▸ EXERCISE GOAL
Determine the number of lines where "times" occurs and reply with that number by itself.

▸ Dataset items
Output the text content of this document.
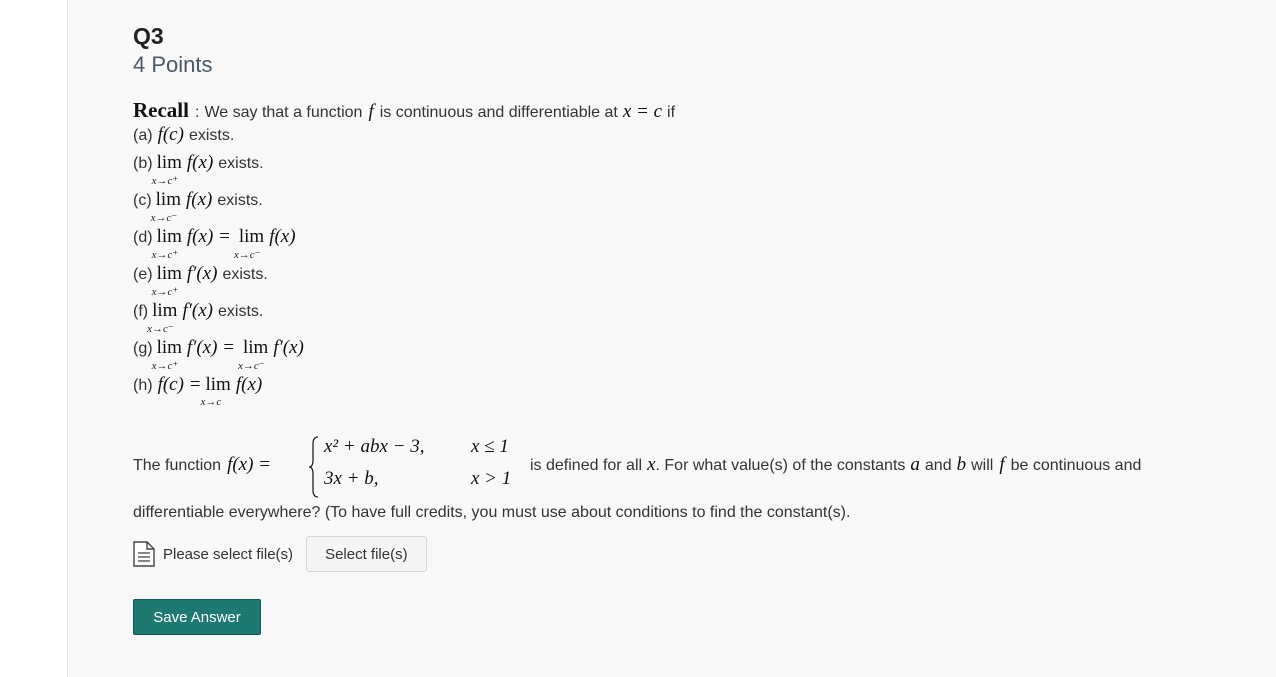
Q3
4 Points
Recall : We say that a function f is continuous and differentiable at x = c if
(a) f(c) exists.
(b) lim
x→c⁺
f(x) exists.
(c) lim
x→c⁻
f(x) exists.
(d) lim
x→c⁺
f(x) = lim
x→c⁻
f(x)
(e) lim
x→c⁺
f′(x) exists.
(f) lim
x→c⁻
f′(x) exists.
(g) lim
x→c⁺
f′(x) = lim
x→c⁻
f′(x)
(h) f(c) = lim
x→c
f(x)
The function f(x) =
x² + abx − 3, x ≤ 1
3x + b,	x > 1
is defined for all x . For what value(s) of the constants a and b will f be continuous and
differentiable everywhere? (To have full credits, you must use about conditions to find the constant(s).
Please select file(s)	Select file(s)
Save Answer
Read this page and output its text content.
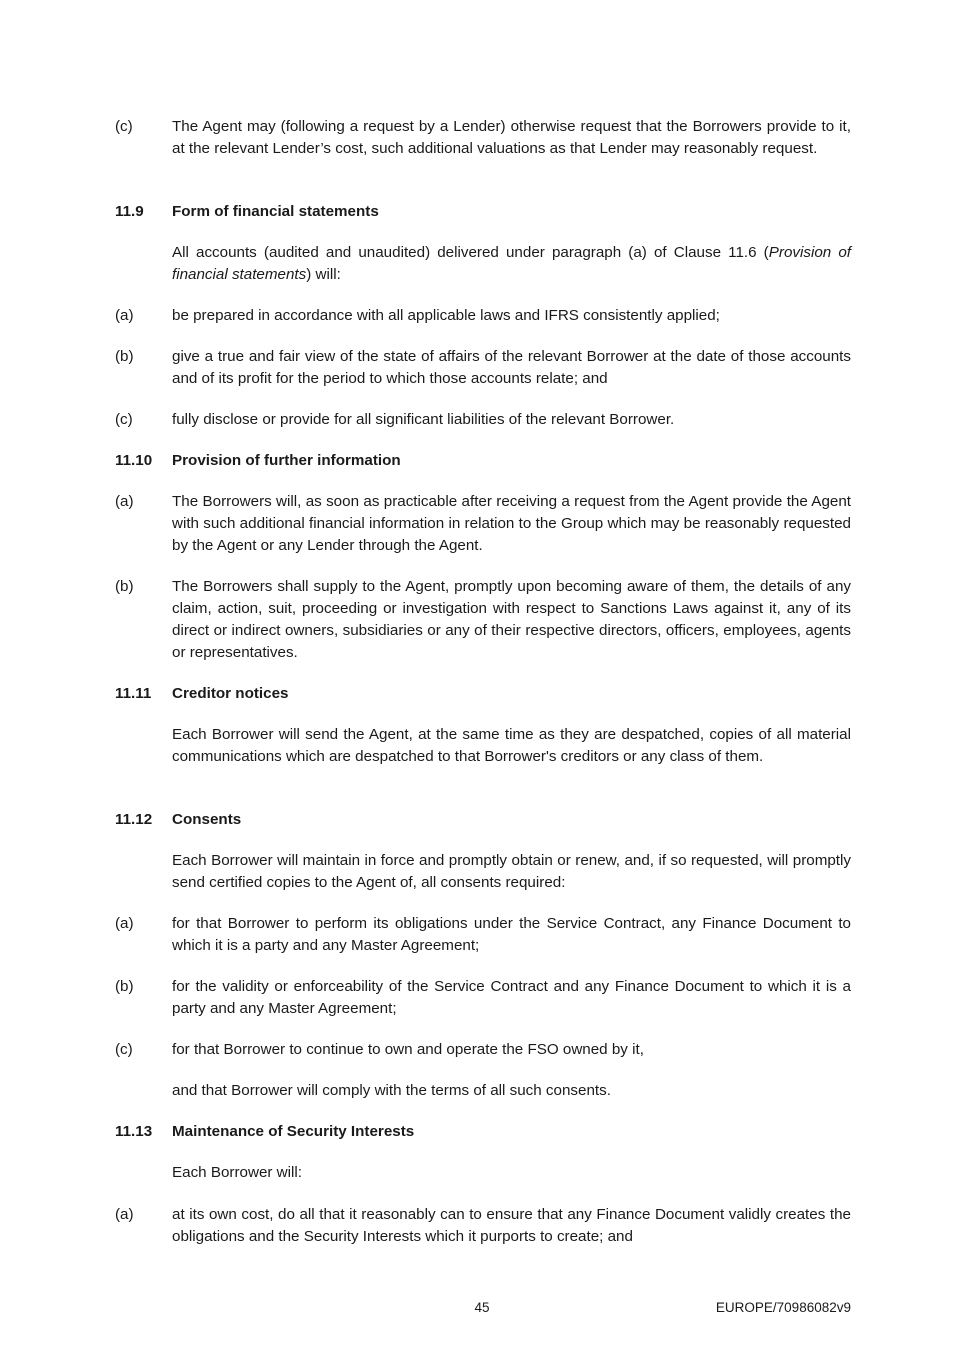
(c)	The Agent may (following a request by a Lender) otherwise request that the Borrowers provide to it, at the relevant Lender’s cost, such additional valuations as that Lender may reasonably request.
11.9	Form of financial statements
All accounts (audited and unaudited) delivered under paragraph (a) of Clause 11.6 (Provision of financial statements) will:
(a)	be prepared in accordance with all applicable laws and IFRS consistently applied;
(b)	give a true and fair view of the state of affairs of the relevant Borrower at the date of those accounts and of its profit for the period to which those accounts relate; and
(c)	fully disclose or provide for all significant liabilities of the relevant Borrower.
11.10	Provision of further information
(a)	The Borrowers will, as soon as practicable after receiving a request from the Agent provide the Agent with such additional financial information in relation to the Group which may be reasonably requested by the Agent or any Lender through the Agent.
(b)	The Borrowers shall supply to the Agent, promptly upon becoming aware of them, the details of any claim, action, suit, proceeding or investigation with respect to Sanctions Laws against it, any of its direct or indirect owners, subsidiaries or any of their respective directors, officers, employees, agents or representatives.
11.11	Creditor notices
Each Borrower will send the Agent, at the same time as they are despatched, copies of all material communications which are despatched to that Borrower's creditors or any class of them.
11.12	Consents
Each Borrower will maintain in force and promptly obtain or renew, and, if so requested, will promptly send certified copies to the Agent of, all consents required:
(a)	for that Borrower to perform its obligations under the Service Contract, any Finance Document to which it is a party and any Master Agreement;
(b)	for the validity or enforceability of the Service Contract and any Finance Document to which it is a party and any Master Agreement;
(c)	for that Borrower to continue to own and operate the FSO owned by it,
and that Borrower will comply with the terms of all such consents.
11.13	Maintenance of Security Interests
Each Borrower will:
(a)	at its own cost, do all that it reasonably can to ensure that any Finance Document validly creates the obligations and the Security Interests which it purports to create; and
45	EUROPE/70986082v9
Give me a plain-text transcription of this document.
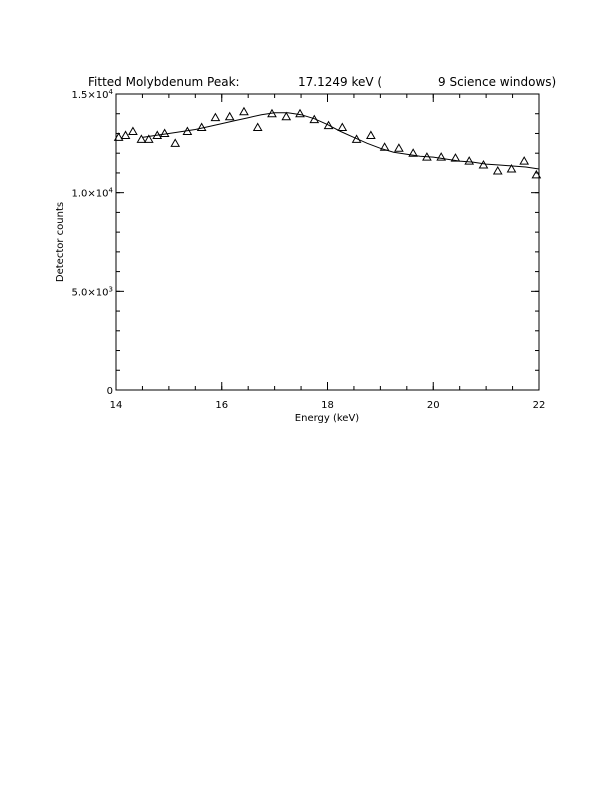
Fitted Molybdenum Peak:	17.1249 keV (	9 Science windows)
14	16	18	20	22
0
$5.0\times 10^3$
$1.0\times 10^4$
$1.5\times 10^4$
Energy (keV)
Detector counts
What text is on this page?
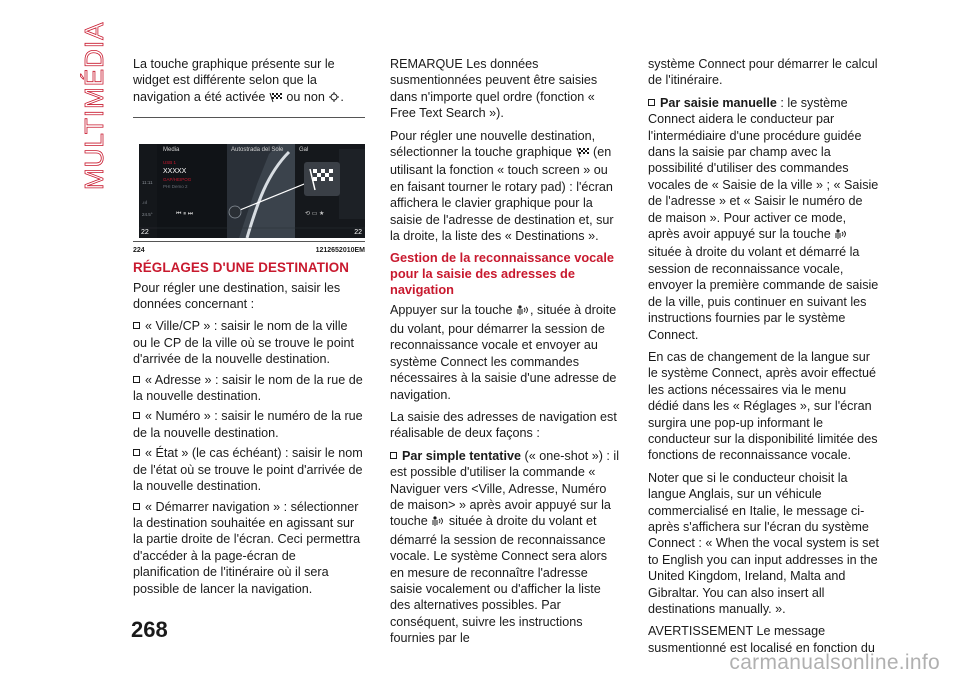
MULTIMÉDIA La touche graphique présente sur le widget est différente selon que la navigation a été activée ou non .

⏮ ⏸ ⏭	⟲ ▭ ★
11:11
.ııl
24.5°
USB 1
GAP/HEIPOG
PHI Demo 2
Media	Autostrada del Sole	Gal
XXXXX
22	22
224	1212652010EM
RÉGLAGES D'UNE DESTINATION

Pour régler une destination, saisir les données concernant :

« Ville/CP » : saisir le nom de la ville ou le CP de la ville où se trouve le point d'arrivée de la nouvelle destination.

« Adresse » : saisir le nom de la rue de la nouvelle destination.

« Numéro » : saisir le numéro de la rue de la nouvelle destination.

« État » (le cas échéant) : saisir le nom de l'état où se trouve le point d'arrivée de la nouvelle destination.

« Démarrer navigation » : sélectionner la destination souhaitée en agissant sur la partie droite de l'écran. Ceci permettra d'accéder à la page-écran de planification de l'itinéraire où il sera possible de lancer la navigation.

REMARQUE Les données susmentionnées peuvent être saisies dans n'importe quel ordre (fonction « Free Text Search »).

Pour régler une nouvelle destination, sélectionner la touche graphique (en utilisant la fonction « touch screen » ou en faisant tourner le rotary pad) : l'écran affichera le clavier graphique pour la saisie de l'adresse de destination et, sur la droite, la liste des « Destinations ».

Gestion de la reconnaissance vocale pour la saisie des adresses de navigation

Appuyer sur la touche , située à droite du volant, pour démarrer la session de reconnaissance vocale et envoyer au système Connect les commandes nécessaires à la saisie d'une adresse de navigation.

La saisie des adresses de navigation est réalisable de deux façons :

Par simple tentative (« one-shot ») : il est possible d'utiliser la commande « Naviguer vers <Ville, Adresse, Numéro de maison> » après avoir appuyé sur la touche située à droite du volant et démarré la session de reconnaissance vocale. Le système Connect sera alors en mesure de reconnaître l'adresse saisie vocalement ou d'afficher la liste des alternatives possibles. Par conséquent, suivre les instructions fournies par le

système Connect pour démarrer le calcul de l'itinéraire.

Par saisie manuelle : le système Connect aidera le conducteur par l'intermédiaire d'une procédure guidée dans la saisie par champ avec la possibilité d'utiliser des commandes vocales de « Saisie de la ville » ; « Saisie de l'adresse » et « Saisir le numéro de de maison ». Pour activer ce mode, après avoir appuyé sur la touche  située à droite du volant et démarré la session de reconnaissance vocale, envoyer la première commande de saisie de la ville, puis continuer en suivant les instructions fournies par le système Connect.

En cas de changement de la langue sur le système Connect, après avoir effectué les actions nécessaires via le menu dédié dans les « Réglages », sur l'écran surgira une pop-up informant le conducteur sur la disponibilité limitée des fonctions de reconnaissance vocale.

Noter que si le conducteur choisit la langue Anglais, sur un véhicule commercialisé en Italie, le message ci-après s'affichera sur l'écran du système Connect : « When the vocal system is set to English you can input addresses in the United Kingdom, Ireland, Malta and Gibraltar. You can also insert all destinations manually. ».

AVERTISSEMENT Le message susmentionné est localisé en fonction du

268
carmanualsonline.info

▸ FULL SOLUTION
3